* _Page text_
┌────────

Tuesday, June 15, 2004
ABORTION AND THE ENGLISH LANGUAGE: Rich Lowry poses an interesting question in the National Review about why abortion advocates, excuse me, pro-choice advocates, try to avoid the word abortion whenever they can. Actually, there is nothing terribly mysterious about the reason; in Politics and the English Language George Orwell quite correctly points out that "political language -- and with variations this is true of all political parties, from Conservatives to Anarchists -- is designed to make lies sound truthful and murder respectable, and to give an appearance of solidity to pure wind." Even the late Senator Daniel Patrick Moynihan, a true blue liberal Democrat, said that partial birth abortions were too close to infanticide for him. That's because partial birth abortions are infanticide, complete with a legal fig leaf and a complete set of justifications so that no one has to actually call murder by its right name.
Monday, June 14, 2004
GOD AND THE PLEDGE: The Lord remains in the Pledge of Allegiance due to the somewhat conspicuous cowardice of the United States Supreme Court. The Lord sure does move in mysterious ways His wonders to perform.
JUST WHAT IS WRONG WITH BEING a fundamentalist anyway? Kenneth Minogue answers in The New Criterion.
Wednesday, June 09, 2004
DEFENDING FEMALE CIRCUMCISION: You just know that someone on the left is going to start screaming about this sooner or later. The left, especially the radical feminists, all love to extoll the virtues of non-Western cultures over those of the paternalistic, materialistic and imperialistic West right up to the point where the noble savages do something that contradicts any of the left's pet shibboleths and then there will be hell to pay, or would be, if anyone on the left believed in hell.
Monday, June 07, 2004
CELEBRITY NEWS: I think this comes under the heading of no-brainer. I mean, really, by the time she's no longer the babe du jour more guys will have gone through her than subways through Grand Central during rush hour.
Saturday, June 05, 2004
MARXIST ON THE ROOF: Last weekend one of my co-workers went down to the city to see the new Broadway production of Fiddler on the Roof. She enjoyed mightily this depiction of pre-Revolutionary anti-Semitic Czarist oppression and has returned to our dust-laden book pile singing songs and dancing about as well as any very blonde gringa can. One of these songs is the ever-popular If I were a Rich Man, in which Tevye the dairyman and hero of the play, for those of you who missed the several thousand performances of the first Broadway run, numerous revivals, and the 1970 movie directed by Norman Jewison, sings the following,
“…all day long I’d biddy biddy bom
if I were a wealthy man…”

└────────

* _Supplied information_
┌────────

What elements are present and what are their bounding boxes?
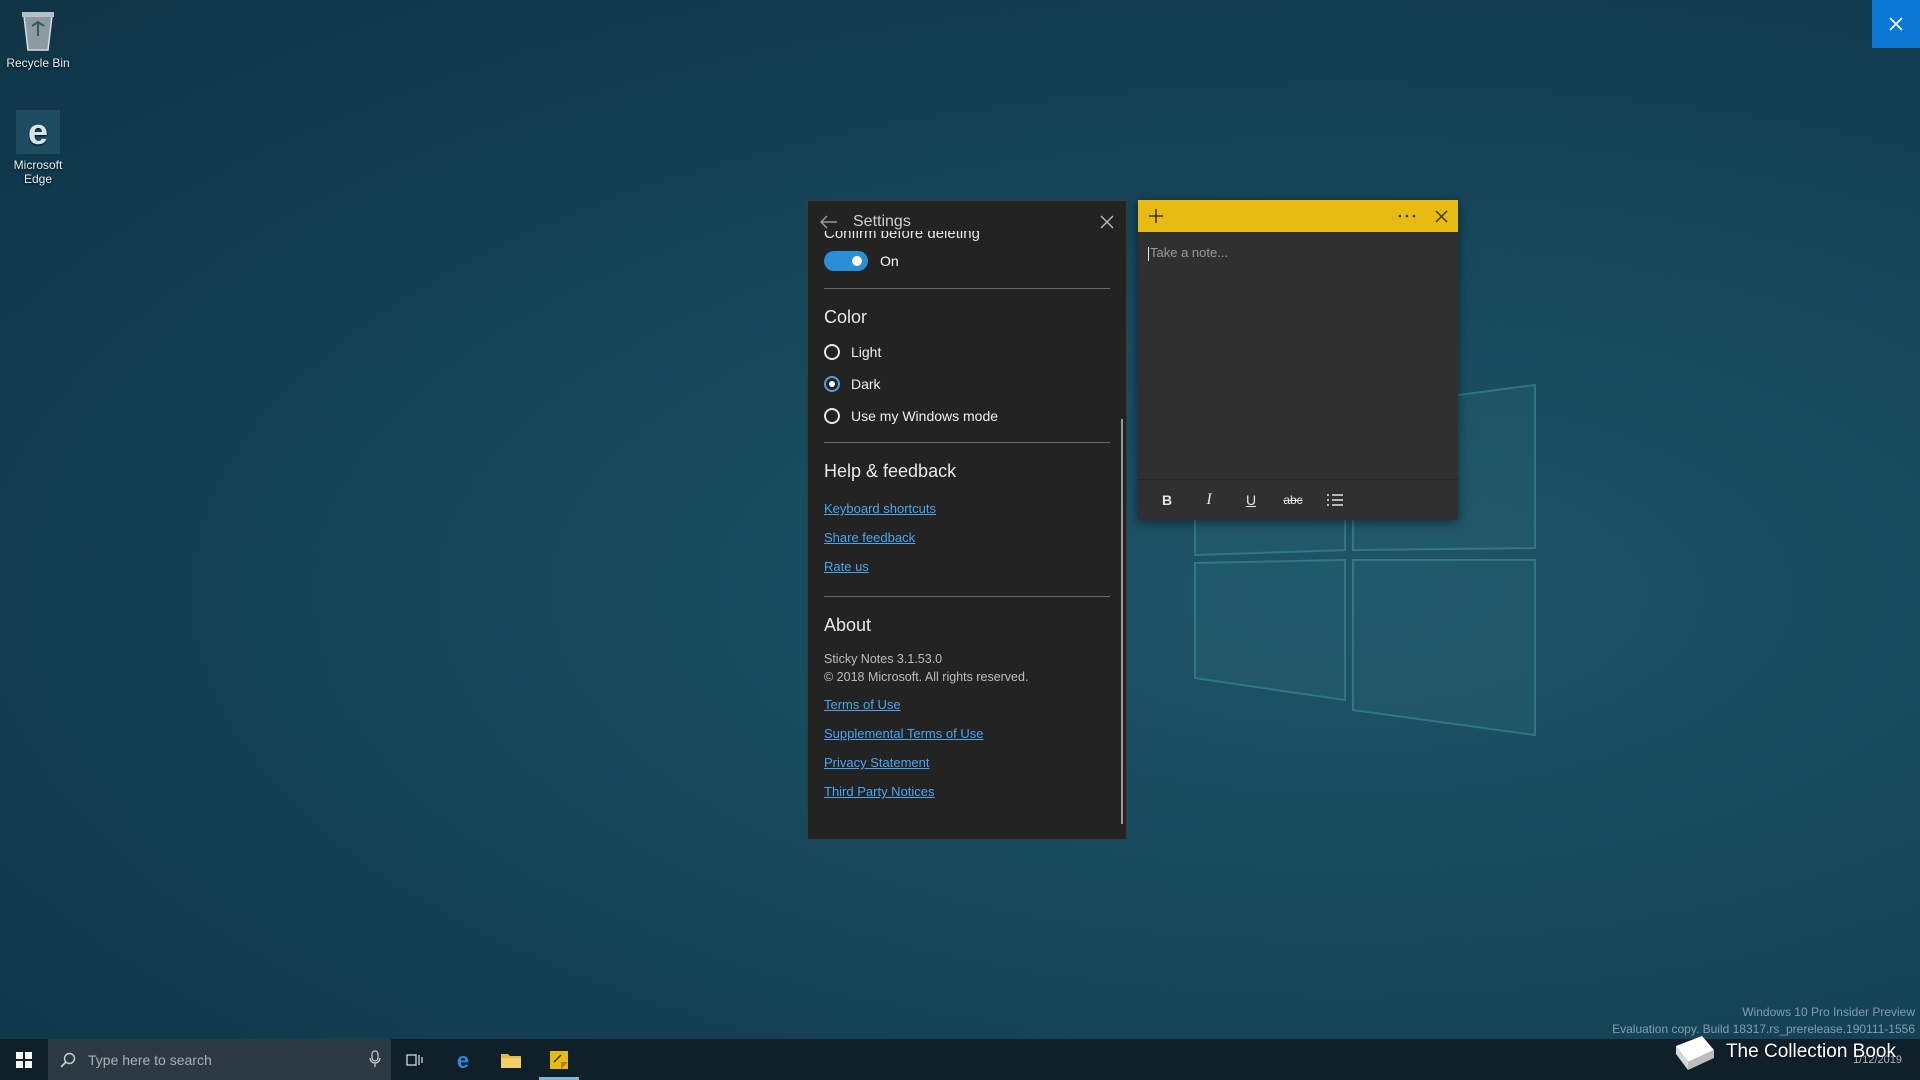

└────────

* _Complete the following_
(a) In the blog excerpt, repeat the passage between "Wednesday, June 09, 2004" and "believed in hell.", inclusive.
(b) According to the blog excerpt, who directed the 1970 movie of Fiddler on the Roof?

* _Results in order_
(a)
Wednesday, June 09, 2004
DEFENDING FEMALE CIRCUMCISION: You just know that someone on the left is going to start screaming about this sooner or later. The left, especially the radical feminists, all love to extoll the virtues of non-Western cultures over those of the paternalistic, materialistic and imperialistic West right up to the point where the noble savages do something that contradicts any of the left's pet shibboleths and then there will be hell to pay, or would be, if anyone on the left believed in hell.

(b) Norman Jewison